Skip to main content

As promised, ran a test of the grill level temperatures at various set points and attached the results.

Pellets: BBQer Delight Hickory
Indicator: Watlow 10 channel “J” type indicator, degree F
Probes: “J” type probes
Calibration: Melting Ice (32°F), simmering water (212°F)

All probes were within ±1°F of each other and the indicator was spanned and calibrated with the same criteria. Used three different type commercial food probes to verify readings.
Methodology: Placed probes in the locations as indicated; cycled setpoints, waited for control and then took readings.

Variables noted: Depending on whether the temperature was rising or falling made a difference in the reading. Also, the pellets falling into the fire pot affected the heat distribution. ie. piling to the back gave more heat on that side, etc.

Original Post

Replies sorted oldest to newest

Thanks Nordy. You are right, it is a bit confusing, but once you get the hang of the pellet drop, it makes more sense. But once the grill is there, it will be more clear.
Question: We were visiting with Eddy at the 50 year open house and he believes, if I understood him correctly, the temp swings will produce more smoke flavor. So applying that theory to the settings, have you found that to be valid?

### MATERIAL PROVIDED
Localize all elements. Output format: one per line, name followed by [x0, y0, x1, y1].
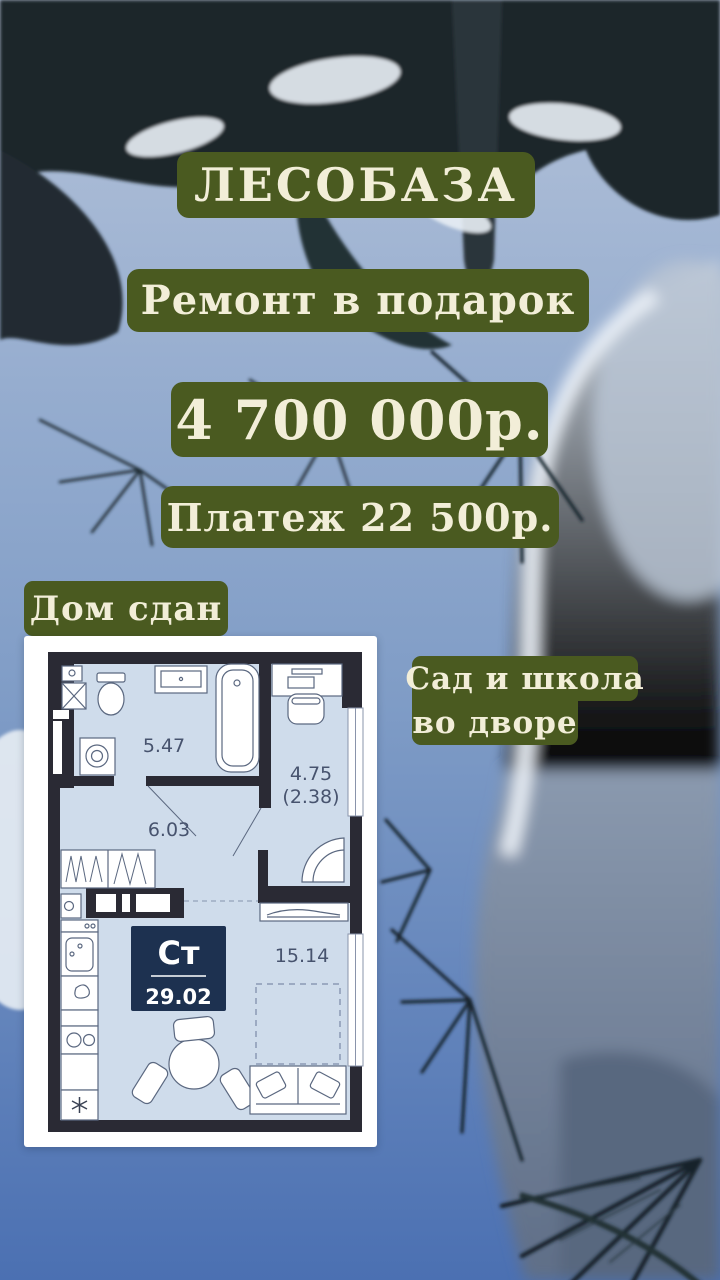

### AIM
Extend the forum thread on pellet grill temperature testing, beginning immediately after its final sentence.

### ANSWER TO THE EXERCISE
Originally posted by Nordy:

I do buy into the "temp swings make smoke" theory. I've graphed both my FEC and my PG on a stoker and the "average" is right on with the set point.

If I "tighten" up the settings on my PG, I subjectively get less smoke...

I guess it's all subjective, but these are great pits...

I second this. Definitely can dial in how much smoke by temp swings. I've smoked a bunch of batches of almonds over the last couple of weeks and made a pound for my mom with lighter smoke by tightening up swings.

I have found you can almost over smoke things like chicken just like in the Sm models with high temp swings.

Add Reply

Link copied to your clipboard.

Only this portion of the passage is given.